### Given problem
Pick out the lines in the listing below that contain the word "malades" and copy them.

○ ○ ○ ○

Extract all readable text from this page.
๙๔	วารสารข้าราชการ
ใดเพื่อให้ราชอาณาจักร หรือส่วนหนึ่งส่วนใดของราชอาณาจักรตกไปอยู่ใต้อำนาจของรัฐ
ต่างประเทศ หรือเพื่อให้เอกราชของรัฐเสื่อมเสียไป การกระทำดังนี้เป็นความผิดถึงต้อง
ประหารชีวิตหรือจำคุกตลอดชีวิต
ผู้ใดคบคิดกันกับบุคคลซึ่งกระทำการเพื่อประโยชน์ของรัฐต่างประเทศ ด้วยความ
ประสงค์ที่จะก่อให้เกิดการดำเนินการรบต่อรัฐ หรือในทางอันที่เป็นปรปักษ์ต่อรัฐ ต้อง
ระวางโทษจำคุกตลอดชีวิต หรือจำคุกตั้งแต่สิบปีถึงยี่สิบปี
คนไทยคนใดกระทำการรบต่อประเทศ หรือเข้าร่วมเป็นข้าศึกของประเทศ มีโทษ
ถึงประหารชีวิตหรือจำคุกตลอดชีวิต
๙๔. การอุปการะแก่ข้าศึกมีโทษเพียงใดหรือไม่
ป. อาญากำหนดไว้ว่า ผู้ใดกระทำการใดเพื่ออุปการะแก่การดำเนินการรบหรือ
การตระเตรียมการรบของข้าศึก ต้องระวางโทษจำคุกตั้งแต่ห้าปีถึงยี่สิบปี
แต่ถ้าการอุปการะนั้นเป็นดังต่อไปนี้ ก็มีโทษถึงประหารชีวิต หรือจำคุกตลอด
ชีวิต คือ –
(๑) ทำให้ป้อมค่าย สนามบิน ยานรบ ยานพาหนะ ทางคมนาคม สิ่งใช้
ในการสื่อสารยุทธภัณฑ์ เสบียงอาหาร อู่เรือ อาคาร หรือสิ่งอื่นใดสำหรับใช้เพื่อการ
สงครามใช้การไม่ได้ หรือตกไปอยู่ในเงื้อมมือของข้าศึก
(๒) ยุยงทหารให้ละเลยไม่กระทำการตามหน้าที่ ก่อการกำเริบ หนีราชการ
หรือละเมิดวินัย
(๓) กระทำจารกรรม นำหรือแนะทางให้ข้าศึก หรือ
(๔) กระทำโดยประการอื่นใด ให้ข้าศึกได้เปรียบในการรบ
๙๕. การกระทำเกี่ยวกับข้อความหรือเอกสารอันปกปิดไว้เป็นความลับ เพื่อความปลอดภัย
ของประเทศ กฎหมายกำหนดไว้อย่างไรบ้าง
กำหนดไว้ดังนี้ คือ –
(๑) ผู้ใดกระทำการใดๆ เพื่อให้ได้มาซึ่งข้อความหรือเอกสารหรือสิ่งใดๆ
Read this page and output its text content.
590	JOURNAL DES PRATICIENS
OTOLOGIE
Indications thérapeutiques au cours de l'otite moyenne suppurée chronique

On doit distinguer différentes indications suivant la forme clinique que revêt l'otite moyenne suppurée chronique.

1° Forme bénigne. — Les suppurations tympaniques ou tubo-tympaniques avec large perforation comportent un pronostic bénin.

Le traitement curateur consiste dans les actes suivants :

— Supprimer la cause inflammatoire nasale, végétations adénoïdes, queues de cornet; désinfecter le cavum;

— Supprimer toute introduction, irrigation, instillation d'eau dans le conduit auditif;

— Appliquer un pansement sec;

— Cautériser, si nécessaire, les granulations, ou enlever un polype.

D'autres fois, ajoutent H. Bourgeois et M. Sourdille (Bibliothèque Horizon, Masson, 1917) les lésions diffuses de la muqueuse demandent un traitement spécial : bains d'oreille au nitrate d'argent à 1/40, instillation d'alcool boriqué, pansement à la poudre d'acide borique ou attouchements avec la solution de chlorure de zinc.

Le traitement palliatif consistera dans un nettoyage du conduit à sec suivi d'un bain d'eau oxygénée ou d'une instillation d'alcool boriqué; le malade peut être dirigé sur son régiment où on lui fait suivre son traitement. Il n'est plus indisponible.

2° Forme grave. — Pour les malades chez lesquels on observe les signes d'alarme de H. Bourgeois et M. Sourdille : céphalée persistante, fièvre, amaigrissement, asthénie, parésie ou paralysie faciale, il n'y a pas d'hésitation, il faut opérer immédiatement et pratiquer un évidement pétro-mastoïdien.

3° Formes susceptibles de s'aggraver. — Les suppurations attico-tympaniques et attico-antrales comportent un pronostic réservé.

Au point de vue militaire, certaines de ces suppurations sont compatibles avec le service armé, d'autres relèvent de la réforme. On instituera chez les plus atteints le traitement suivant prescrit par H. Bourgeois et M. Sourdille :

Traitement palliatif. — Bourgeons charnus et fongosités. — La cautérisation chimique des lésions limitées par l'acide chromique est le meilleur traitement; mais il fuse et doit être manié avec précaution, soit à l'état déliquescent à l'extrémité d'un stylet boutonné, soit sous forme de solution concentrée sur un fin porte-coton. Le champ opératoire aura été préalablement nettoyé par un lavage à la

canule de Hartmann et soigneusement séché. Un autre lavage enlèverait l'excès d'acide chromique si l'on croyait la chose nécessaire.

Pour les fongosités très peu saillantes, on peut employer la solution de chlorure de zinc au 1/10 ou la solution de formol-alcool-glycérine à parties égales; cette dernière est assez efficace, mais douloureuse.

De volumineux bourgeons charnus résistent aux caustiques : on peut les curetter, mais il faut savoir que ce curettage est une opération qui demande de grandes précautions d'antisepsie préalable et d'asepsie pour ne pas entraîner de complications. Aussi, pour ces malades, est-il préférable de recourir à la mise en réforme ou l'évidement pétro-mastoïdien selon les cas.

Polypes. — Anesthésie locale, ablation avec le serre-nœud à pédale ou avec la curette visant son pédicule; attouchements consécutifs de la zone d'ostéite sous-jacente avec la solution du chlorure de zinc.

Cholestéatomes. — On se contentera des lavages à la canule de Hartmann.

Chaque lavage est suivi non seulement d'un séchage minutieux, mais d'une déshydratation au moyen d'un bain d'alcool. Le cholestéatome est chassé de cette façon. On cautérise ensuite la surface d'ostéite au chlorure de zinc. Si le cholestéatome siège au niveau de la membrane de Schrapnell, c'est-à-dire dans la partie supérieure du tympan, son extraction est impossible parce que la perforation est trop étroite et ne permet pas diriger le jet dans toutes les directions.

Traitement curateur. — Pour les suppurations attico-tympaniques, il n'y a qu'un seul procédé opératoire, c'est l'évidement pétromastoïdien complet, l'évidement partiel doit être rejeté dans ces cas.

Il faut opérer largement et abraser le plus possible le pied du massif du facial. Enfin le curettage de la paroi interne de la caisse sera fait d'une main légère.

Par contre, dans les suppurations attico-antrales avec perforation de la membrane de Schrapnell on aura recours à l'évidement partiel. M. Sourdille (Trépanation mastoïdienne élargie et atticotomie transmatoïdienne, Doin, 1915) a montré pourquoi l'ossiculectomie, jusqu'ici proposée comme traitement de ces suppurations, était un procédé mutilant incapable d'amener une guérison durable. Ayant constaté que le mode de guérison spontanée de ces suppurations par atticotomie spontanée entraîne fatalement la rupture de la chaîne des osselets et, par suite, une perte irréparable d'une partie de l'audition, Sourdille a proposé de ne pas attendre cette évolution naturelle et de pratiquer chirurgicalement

○ ○ ○ ○

### Output of the task
2° Forme grave. — Pour les malades chez lesquels on observe les signes d'alarme de H. Bourgeois et M. Sourdille : céphalée persistante, fièvre, amaigrissement, asthénie, parésie ou paralysie faciale, il n'y a pas d'hésitation, il faut opérer immédiatement et pratiquer un évidement pétro-mastoïdien.
De volumineux bourgeons charnus résistent aux caustiques : on peut les curetter, mais il faut savoir que ce curettage est une opération qui demande de grandes précautions d'antisepsie préalable et d'asepsie pour ne pas entraîner de complications. Aussi, pour ces malades, est-il préférable de recourir à la mise en réforme ou l'évidement pétro-mastoïdien selon les cas.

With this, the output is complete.